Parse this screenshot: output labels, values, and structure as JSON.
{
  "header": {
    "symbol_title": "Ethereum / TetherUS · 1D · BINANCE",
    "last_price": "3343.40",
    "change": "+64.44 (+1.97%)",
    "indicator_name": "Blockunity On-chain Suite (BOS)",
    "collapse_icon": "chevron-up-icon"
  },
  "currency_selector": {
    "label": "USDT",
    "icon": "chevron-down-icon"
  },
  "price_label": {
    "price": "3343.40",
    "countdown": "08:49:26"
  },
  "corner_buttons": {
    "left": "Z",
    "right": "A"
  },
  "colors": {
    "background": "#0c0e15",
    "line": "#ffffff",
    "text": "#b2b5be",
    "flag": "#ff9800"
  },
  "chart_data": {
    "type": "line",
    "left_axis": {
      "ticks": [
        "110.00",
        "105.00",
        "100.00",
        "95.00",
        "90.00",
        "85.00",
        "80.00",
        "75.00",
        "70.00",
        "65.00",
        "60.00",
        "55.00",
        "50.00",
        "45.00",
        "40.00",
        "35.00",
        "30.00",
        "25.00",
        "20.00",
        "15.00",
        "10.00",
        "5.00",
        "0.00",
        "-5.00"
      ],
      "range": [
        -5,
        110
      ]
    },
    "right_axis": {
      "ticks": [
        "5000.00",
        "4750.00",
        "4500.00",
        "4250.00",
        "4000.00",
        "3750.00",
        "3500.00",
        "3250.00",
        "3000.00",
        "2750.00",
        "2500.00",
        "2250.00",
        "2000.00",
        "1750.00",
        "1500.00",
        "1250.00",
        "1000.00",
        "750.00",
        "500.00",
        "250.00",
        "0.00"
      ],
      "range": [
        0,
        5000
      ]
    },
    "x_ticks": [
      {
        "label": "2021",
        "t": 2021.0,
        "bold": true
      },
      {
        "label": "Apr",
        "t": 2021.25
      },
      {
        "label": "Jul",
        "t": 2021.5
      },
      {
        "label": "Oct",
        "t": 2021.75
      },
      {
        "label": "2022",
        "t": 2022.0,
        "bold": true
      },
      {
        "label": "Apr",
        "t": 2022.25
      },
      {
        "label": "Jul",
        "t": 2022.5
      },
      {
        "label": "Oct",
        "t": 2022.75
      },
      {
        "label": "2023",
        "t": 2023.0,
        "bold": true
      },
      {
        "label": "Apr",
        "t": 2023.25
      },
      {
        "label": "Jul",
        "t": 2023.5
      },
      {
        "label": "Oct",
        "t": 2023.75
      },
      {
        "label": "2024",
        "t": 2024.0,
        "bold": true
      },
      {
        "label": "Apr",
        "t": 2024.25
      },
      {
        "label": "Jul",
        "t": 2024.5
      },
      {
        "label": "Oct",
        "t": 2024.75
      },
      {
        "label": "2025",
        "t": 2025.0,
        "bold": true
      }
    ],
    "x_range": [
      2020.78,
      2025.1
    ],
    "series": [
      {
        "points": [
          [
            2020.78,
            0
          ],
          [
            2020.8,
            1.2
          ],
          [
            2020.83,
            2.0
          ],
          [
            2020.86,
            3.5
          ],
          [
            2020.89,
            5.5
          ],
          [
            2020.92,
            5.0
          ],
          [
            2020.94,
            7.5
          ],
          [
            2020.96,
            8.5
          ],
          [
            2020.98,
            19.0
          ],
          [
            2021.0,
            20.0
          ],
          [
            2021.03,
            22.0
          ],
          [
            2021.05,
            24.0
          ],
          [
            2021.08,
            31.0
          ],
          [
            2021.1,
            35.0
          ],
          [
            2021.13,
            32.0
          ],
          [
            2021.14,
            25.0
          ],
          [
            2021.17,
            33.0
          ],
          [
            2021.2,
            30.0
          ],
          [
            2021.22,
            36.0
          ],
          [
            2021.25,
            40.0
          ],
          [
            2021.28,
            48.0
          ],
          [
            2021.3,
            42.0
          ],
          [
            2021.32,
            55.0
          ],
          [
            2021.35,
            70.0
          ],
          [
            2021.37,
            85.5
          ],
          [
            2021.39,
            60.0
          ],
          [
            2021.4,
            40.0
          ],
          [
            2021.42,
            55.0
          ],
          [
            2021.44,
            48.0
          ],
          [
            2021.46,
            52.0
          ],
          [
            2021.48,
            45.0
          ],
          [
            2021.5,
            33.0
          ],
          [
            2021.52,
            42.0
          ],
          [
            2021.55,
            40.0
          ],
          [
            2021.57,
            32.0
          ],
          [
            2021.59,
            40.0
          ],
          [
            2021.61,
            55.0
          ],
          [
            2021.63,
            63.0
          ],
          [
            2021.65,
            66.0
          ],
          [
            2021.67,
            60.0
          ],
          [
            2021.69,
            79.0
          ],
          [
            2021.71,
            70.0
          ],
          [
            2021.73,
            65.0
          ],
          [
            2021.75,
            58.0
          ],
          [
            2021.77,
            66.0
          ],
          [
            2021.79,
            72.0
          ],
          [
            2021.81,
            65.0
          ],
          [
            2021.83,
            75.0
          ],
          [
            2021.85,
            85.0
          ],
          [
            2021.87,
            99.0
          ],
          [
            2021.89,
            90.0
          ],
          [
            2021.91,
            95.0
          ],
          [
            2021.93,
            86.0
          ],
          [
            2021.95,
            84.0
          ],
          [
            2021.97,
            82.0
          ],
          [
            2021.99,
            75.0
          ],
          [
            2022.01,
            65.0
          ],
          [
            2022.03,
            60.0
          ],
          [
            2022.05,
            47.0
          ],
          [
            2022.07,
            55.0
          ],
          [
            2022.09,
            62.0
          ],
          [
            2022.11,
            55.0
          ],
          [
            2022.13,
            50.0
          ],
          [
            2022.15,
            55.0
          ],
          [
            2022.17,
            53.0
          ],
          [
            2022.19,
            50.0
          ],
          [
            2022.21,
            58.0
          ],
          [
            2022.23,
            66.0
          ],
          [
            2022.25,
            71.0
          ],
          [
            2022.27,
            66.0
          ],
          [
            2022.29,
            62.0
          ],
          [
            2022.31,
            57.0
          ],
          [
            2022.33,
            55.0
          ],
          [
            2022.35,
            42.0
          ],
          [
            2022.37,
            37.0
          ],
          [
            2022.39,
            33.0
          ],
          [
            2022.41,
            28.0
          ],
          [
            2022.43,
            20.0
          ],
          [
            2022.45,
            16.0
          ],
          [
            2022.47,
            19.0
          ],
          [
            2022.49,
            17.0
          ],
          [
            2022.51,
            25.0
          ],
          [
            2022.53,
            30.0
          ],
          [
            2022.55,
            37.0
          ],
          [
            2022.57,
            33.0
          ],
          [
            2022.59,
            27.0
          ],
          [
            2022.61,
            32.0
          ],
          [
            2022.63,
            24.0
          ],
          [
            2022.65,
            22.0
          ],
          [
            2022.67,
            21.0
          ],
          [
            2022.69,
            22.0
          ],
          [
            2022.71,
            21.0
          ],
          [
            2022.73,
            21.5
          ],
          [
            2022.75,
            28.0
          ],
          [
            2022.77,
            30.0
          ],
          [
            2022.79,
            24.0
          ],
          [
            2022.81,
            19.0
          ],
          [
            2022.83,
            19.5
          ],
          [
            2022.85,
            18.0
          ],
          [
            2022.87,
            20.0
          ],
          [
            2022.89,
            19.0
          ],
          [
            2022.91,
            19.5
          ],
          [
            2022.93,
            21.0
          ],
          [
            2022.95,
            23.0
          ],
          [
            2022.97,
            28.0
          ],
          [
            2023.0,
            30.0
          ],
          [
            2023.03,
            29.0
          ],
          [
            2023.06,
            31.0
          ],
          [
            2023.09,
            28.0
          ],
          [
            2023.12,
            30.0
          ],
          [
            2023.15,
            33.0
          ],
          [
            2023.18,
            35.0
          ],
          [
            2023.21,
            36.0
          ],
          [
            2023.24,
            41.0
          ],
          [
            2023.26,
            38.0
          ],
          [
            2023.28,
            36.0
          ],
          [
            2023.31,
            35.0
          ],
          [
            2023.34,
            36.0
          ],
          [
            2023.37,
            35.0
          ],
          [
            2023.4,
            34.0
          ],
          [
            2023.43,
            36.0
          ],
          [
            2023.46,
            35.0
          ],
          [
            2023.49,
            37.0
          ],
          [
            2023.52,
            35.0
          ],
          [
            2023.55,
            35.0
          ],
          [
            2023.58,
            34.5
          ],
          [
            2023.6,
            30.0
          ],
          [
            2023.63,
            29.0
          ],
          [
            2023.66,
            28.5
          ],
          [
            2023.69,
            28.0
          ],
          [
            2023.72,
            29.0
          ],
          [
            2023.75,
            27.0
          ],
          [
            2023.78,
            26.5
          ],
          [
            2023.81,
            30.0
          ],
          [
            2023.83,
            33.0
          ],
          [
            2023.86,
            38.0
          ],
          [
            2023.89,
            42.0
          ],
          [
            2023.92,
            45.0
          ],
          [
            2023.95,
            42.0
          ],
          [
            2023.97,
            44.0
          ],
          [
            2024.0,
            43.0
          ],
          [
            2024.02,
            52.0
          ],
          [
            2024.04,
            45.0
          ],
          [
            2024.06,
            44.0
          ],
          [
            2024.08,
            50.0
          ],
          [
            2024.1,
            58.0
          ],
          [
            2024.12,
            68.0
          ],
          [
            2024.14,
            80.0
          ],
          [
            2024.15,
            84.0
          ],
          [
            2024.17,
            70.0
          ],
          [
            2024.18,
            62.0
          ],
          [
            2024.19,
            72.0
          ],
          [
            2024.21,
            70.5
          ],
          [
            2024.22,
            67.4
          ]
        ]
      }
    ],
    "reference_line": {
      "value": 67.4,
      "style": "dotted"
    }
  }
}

|---|

Task.
Find and copy every line in the entries above where the string "icon" occurs.

Task answer.
    "collapse_icon": "chevron-up-icon"
    "icon": "chevron-down-icon"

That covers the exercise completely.